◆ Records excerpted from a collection
— begin —
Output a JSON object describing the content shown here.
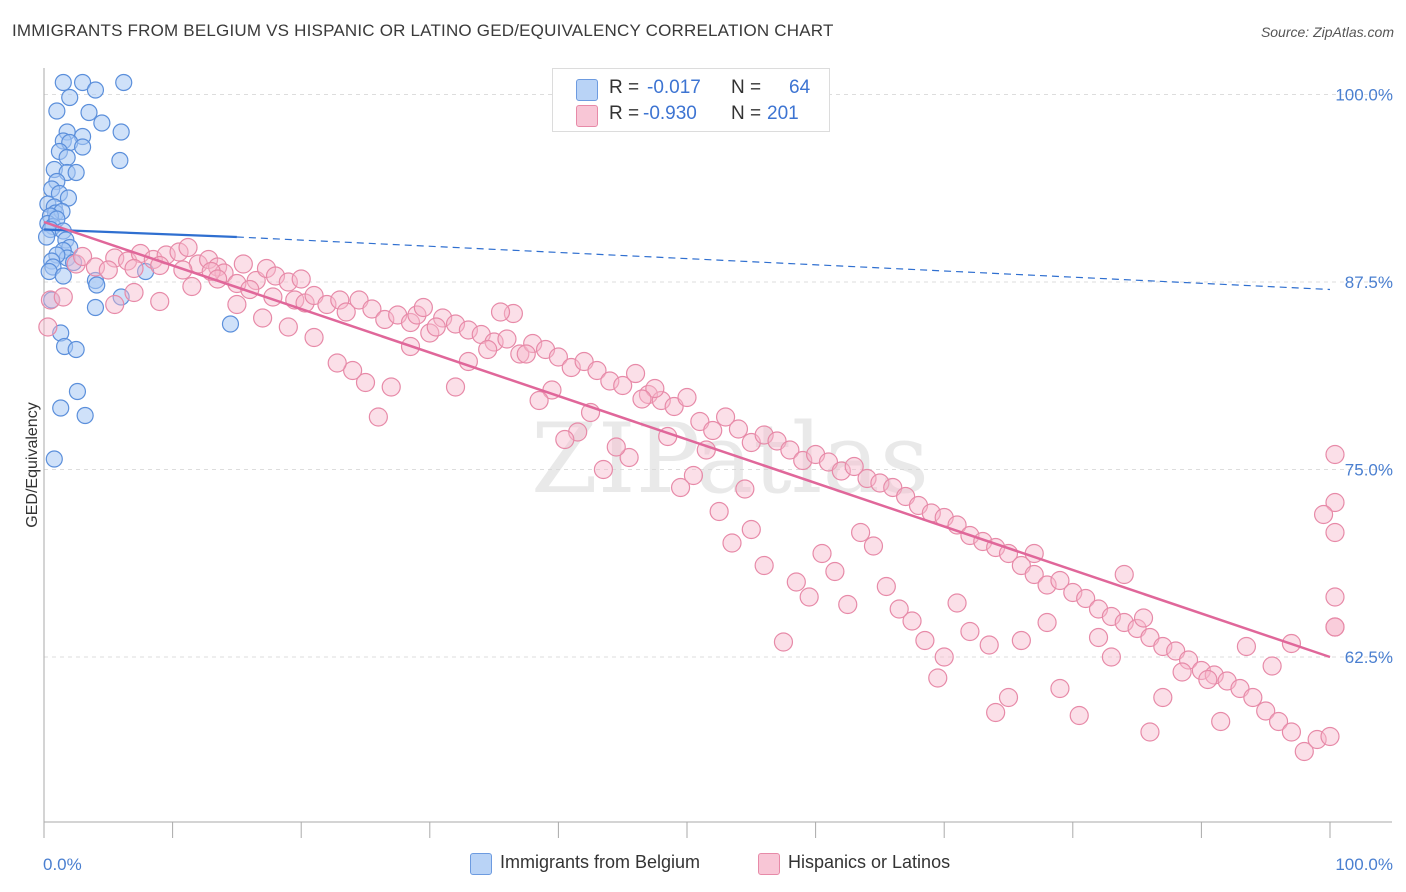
{
  "title": "IMMIGRANTS FROM BELGIUM VS HISPANIC OR LATINO GED/EQUIVALENCY CORRELATION CHART",
  "source": "Source: ZipAtlas.com",
  "watermark": "ZIPatlas",
  "legend": {
    "rows": [
      {
        "r_label": "R =",
        "r_value": "-0.017",
        "n_label": "N =",
        "n_value": "64"
      },
      {
        "r_label": "R =",
        "r_value": "-0.930",
        "n_label": "N =",
        "n_value": "201"
      }
    ]
  },
  "colors": {
    "blue_fill": "#a8c8f4",
    "blue_stroke": "#5b8fdb",
    "blue_line": "#2f6fd0",
    "pink_fill": "#f6b8cc",
    "pink_stroke": "#e78aa8",
    "pink_line": "#e0679a",
    "accent_text": "#3d74d2",
    "grid": "#dddddd"
  },
  "chart_data": {
    "type": "scatter",
    "xlabel": "",
    "ylabel": "GED/Equivalency",
    "x_tick_labels": [
      "0.0%",
      "100.0%"
    ],
    "y_tick_labels": [
      "100.0%",
      "87.5%",
      "75.0%",
      "62.5%"
    ],
    "y_ticks": [
      100.0,
      87.5,
      75.0,
      62.5
    ],
    "xlim": [
      0,
      100
    ],
    "ylim": [
      51.5,
      101.5
    ],
    "series": [
      {
        "name": "Immigrants from Belgium",
        "color": "blue",
        "trend": {
          "x0": 0,
          "y0": 91.0,
          "x1": 15,
          "y1": 90.5,
          "dashed_to_x": 100,
          "dashed_to_y": 87.0
        },
        "points": [
          [
            1.5,
            100.8
          ],
          [
            2.0,
            99.8
          ],
          [
            3.0,
            100.8
          ],
          [
            6.2,
            100.8
          ],
          [
            4.0,
            100.3
          ],
          [
            1.0,
            98.9
          ],
          [
            3.5,
            98.8
          ],
          [
            4.5,
            98.1
          ],
          [
            6.0,
            97.5
          ],
          [
            1.8,
            97.5
          ],
          [
            3.0,
            97.2
          ],
          [
            1.5,
            96.9
          ],
          [
            2.0,
            96.8
          ],
          [
            3.0,
            96.5
          ],
          [
            1.2,
            96.2
          ],
          [
            1.8,
            95.8
          ],
          [
            5.9,
            95.6
          ],
          [
            0.8,
            95.0
          ],
          [
            1.8,
            94.8
          ],
          [
            2.5,
            94.8
          ],
          [
            1.0,
            94.2
          ],
          [
            0.6,
            93.7
          ],
          [
            1.2,
            93.4
          ],
          [
            1.9,
            93.1
          ],
          [
            0.3,
            92.7
          ],
          [
            0.8,
            92.5
          ],
          [
            0.9,
            92.1
          ],
          [
            1.4,
            92.2
          ],
          [
            0.5,
            91.9
          ],
          [
            0.3,
            91.4
          ],
          [
            0.7,
            91.2
          ],
          [
            1.0,
            91.7
          ],
          [
            0.5,
            91.0
          ],
          [
            1.5,
            90.9
          ],
          [
            0.2,
            90.5
          ],
          [
            1.7,
            90.3
          ],
          [
            2.0,
            89.8
          ],
          [
            1.5,
            89.6
          ],
          [
            1.8,
            89.1
          ],
          [
            1.0,
            89.3
          ],
          [
            0.6,
            88.9
          ],
          [
            0.7,
            88.5
          ],
          [
            2.3,
            88.8
          ],
          [
            0.4,
            88.2
          ],
          [
            7.9,
            88.2
          ],
          [
            1.5,
            87.9
          ],
          [
            4.0,
            87.6
          ],
          [
            4.1,
            87.3
          ],
          [
            6.0,
            86.5
          ],
          [
            0.6,
            86.3
          ],
          [
            4.0,
            85.8
          ],
          [
            1.3,
            84.1
          ],
          [
            14.5,
            84.7
          ],
          [
            1.6,
            83.2
          ],
          [
            2.5,
            83.0
          ],
          [
            2.6,
            80.2
          ],
          [
            1.3,
            79.1
          ],
          [
            3.2,
            78.6
          ],
          [
            0.8,
            75.7
          ]
        ]
      },
      {
        "name": "Hispanics or Latinos",
        "color": "pink",
        "trend": {
          "x0": 0,
          "y0": 91.5,
          "x1": 100,
          "y1": 62.5
        },
        "points": [
          [
            0.3,
            84.5
          ],
          [
            0.5,
            86.3
          ],
          [
            1.5,
            86.5
          ],
          [
            2.5,
            88.7
          ],
          [
            3.0,
            89.2
          ],
          [
            4.0,
            88.5
          ],
          [
            5.5,
            89.1
          ],
          [
            6.5,
            88.9
          ],
          [
            7.5,
            89.4
          ],
          [
            8.5,
            89.0
          ],
          [
            9.5,
            89.3
          ],
          [
            10.5,
            89.5
          ],
          [
            11.2,
            89.8
          ],
          [
            12.0,
            88.7
          ],
          [
            12.8,
            89.0
          ],
          [
            13.5,
            88.5
          ],
          [
            14.0,
            88.1
          ],
          [
            15.5,
            88.7
          ],
          [
            16.5,
            87.6
          ],
          [
            17.3,
            88.4
          ],
          [
            18.0,
            87.9
          ],
          [
            19.0,
            87.5
          ],
          [
            20.0,
            87.7
          ],
          [
            5.0,
            88.3
          ],
          [
            7.0,
            88.4
          ],
          [
            9.0,
            88.6
          ],
          [
            10.8,
            88.3
          ],
          [
            13.0,
            88.2
          ],
          [
            15.0,
            87.4
          ],
          [
            16.0,
            87.0
          ],
          [
            17.8,
            86.5
          ],
          [
            19.5,
            86.3
          ],
          [
            20.3,
            86.1
          ],
          [
            21.0,
            86.6
          ],
          [
            22.0,
            86.0
          ],
          [
            23.0,
            86.3
          ],
          [
            23.5,
            85.5
          ],
          [
            24.5,
            86.3
          ],
          [
            25.5,
            85.7
          ],
          [
            26.5,
            85.0
          ],
          [
            27.5,
            85.3
          ],
          [
            28.5,
            84.8
          ],
          [
            29.0,
            85.3
          ],
          [
            30.0,
            84.1
          ],
          [
            31.0,
            85.1
          ],
          [
            32.0,
            84.7
          ],
          [
            33.0,
            84.3
          ],
          [
            34.0,
            84.0
          ],
          [
            35.0,
            83.5
          ],
          [
            36.0,
            83.7
          ],
          [
            37.0,
            82.7
          ],
          [
            38.0,
            83.4
          ],
          [
            39.0,
            83.0
          ],
          [
            40.0,
            82.5
          ],
          [
            41.0,
            81.8
          ],
          [
            42.0,
            82.2
          ],
          [
            43.0,
            81.6
          ],
          [
            44.0,
            80.9
          ],
          [
            45.0,
            80.6
          ],
          [
            46.0,
            81.4
          ],
          [
            47.0,
            80.0
          ],
          [
            48.0,
            79.6
          ],
          [
            49.0,
            79.2
          ],
          [
            50.0,
            79.8
          ],
          [
            51.0,
            78.2
          ],
          [
            52.0,
            77.6
          ],
          [
            53.0,
            78.5
          ],
          [
            54.0,
            77.7
          ],
          [
            55.0,
            76.8
          ],
          [
            56.0,
            77.3
          ],
          [
            57.0,
            76.9
          ],
          [
            58.0,
            76.3
          ],
          [
            59.0,
            75.6
          ],
          [
            60.0,
            76.0
          ],
          [
            61.0,
            75.5
          ],
          [
            62.0,
            74.9
          ],
          [
            63.0,
            75.2
          ],
          [
            64.0,
            74.4
          ],
          [
            65.0,
            74.1
          ],
          [
            66.0,
            73.8
          ],
          [
            67.0,
            73.2
          ],
          [
            68.0,
            72.6
          ],
          [
            69.0,
            72.1
          ],
          [
            70.0,
            71.8
          ],
          [
            71.0,
            71.3
          ],
          [
            72.0,
            70.6
          ],
          [
            73.0,
            70.2
          ],
          [
            74.0,
            69.8
          ],
          [
            75.0,
            69.4
          ],
          [
            76.0,
            68.6
          ],
          [
            77.0,
            68.0
          ],
          [
            78.0,
            67.3
          ],
          [
            79.0,
            67.6
          ],
          [
            80.0,
            66.8
          ],
          [
            81.0,
            66.4
          ],
          [
            82.0,
            65.7
          ],
          [
            83.0,
            65.2
          ],
          [
            84.0,
            64.8
          ],
          [
            85.0,
            64.4
          ],
          [
            86.0,
            63.8
          ],
          [
            87.0,
            63.2
          ],
          [
            88.0,
            62.9
          ],
          [
            89.0,
            62.3
          ],
          [
            90.0,
            61.6
          ],
          [
            91.0,
            61.3
          ],
          [
            92.0,
            60.9
          ],
          [
            93.0,
            60.4
          ],
          [
            94.0,
            59.8
          ],
          [
            95.0,
            58.9
          ],
          [
            96.0,
            58.2
          ],
          [
            97.0,
            57.5
          ],
          [
            98.0,
            56.2
          ],
          [
            99.0,
            57.0
          ],
          [
            100.0,
            57.2
          ],
          [
            101.0,
            64.5
          ],
          [
            101.5,
            66.5
          ],
          [
            102.0,
            64.5
          ],
          [
            102.5,
            72.8
          ],
          [
            103.0,
            76.0
          ],
          [
            101.8,
            70.8
          ],
          [
            99.5,
            72.0
          ],
          [
            97.0,
            63.4
          ],
          [
            95.5,
            61.9
          ],
          [
            93.5,
            63.2
          ],
          [
            91.5,
            58.2
          ],
          [
            90.5,
            61.0
          ],
          [
            88.5,
            61.5
          ],
          [
            87.0,
            59.8
          ],
          [
            86.0,
            57.5
          ],
          [
            85.5,
            65.1
          ],
          [
            84.0,
            68.0
          ],
          [
            83.0,
            62.5
          ],
          [
            82.0,
            63.8
          ],
          [
            80.5,
            58.6
          ],
          [
            79.0,
            60.4
          ],
          [
            78.0,
            64.8
          ],
          [
            77.0,
            69.4
          ],
          [
            76.0,
            63.6
          ],
          [
            75.0,
            59.8
          ],
          [
            74.0,
            58.8
          ],
          [
            73.5,
            63.3
          ],
          [
            72.0,
            64.2
          ],
          [
            71.0,
            66.1
          ],
          [
            70.0,
            62.5
          ],
          [
            69.5,
            61.1
          ],
          [
            68.5,
            63.6
          ],
          [
            67.5,
            64.9
          ],
          [
            66.5,
            65.7
          ],
          [
            65.5,
            67.2
          ],
          [
            64.5,
            69.9
          ],
          [
            63.5,
            70.8
          ],
          [
            62.5,
            66.0
          ],
          [
            61.5,
            68.2
          ],
          [
            60.5,
            69.4
          ],
          [
            59.5,
            66.5
          ],
          [
            58.5,
            67.5
          ],
          [
            57.5,
            63.5
          ],
          [
            56.0,
            68.6
          ],
          [
            55.0,
            71.0
          ],
          [
            54.5,
            73.7
          ],
          [
            53.5,
            70.1
          ],
          [
            52.5,
            72.2
          ],
          [
            51.5,
            76.3
          ],
          [
            50.5,
            74.6
          ],
          [
            49.5,
            73.8
          ],
          [
            48.5,
            77.2
          ],
          [
            47.5,
            80.4
          ],
          [
            46.5,
            79.7
          ],
          [
            45.5,
            75.8
          ],
          [
            44.5,
            76.5
          ],
          [
            43.5,
            75.0
          ],
          [
            42.5,
            78.8
          ],
          [
            41.5,
            77.5
          ],
          [
            40.5,
            77.0
          ],
          [
            39.5,
            80.3
          ],
          [
            38.5,
            79.6
          ],
          [
            37.5,
            82.7
          ],
          [
            36.5,
            85.4
          ],
          [
            35.5,
            85.5
          ],
          [
            34.5,
            83.0
          ],
          [
            33.0,
            82.2
          ],
          [
            32.0,
            80.5
          ],
          [
            30.5,
            84.5
          ],
          [
            29.5,
            85.8
          ],
          [
            28.5,
            83.2
          ],
          [
            27.0,
            80.5
          ],
          [
            26.0,
            78.5
          ],
          [
            25.0,
            80.8
          ],
          [
            24.0,
            81.6
          ],
          [
            22.8,
            82.1
          ],
          [
            21.0,
            83.8
          ],
          [
            19.0,
            84.5
          ],
          [
            17.0,
            85.1
          ],
          [
            15.0,
            86.0
          ],
          [
            13.5,
            87.7
          ],
          [
            11.5,
            87.2
          ],
          [
            9.0,
            86.2
          ],
          [
            7.0,
            86.8
          ],
          [
            5.5,
            86.0
          ]
        ]
      }
    ]
  },
  "bottom_legend": [
    "Immigrants from Belgium",
    "Hispanics or Latinos"
  ]
}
— end —
◆ Your objective
Report the number of lines of the listing above that hold the string "name", with no other text.

◆ Finished answer
2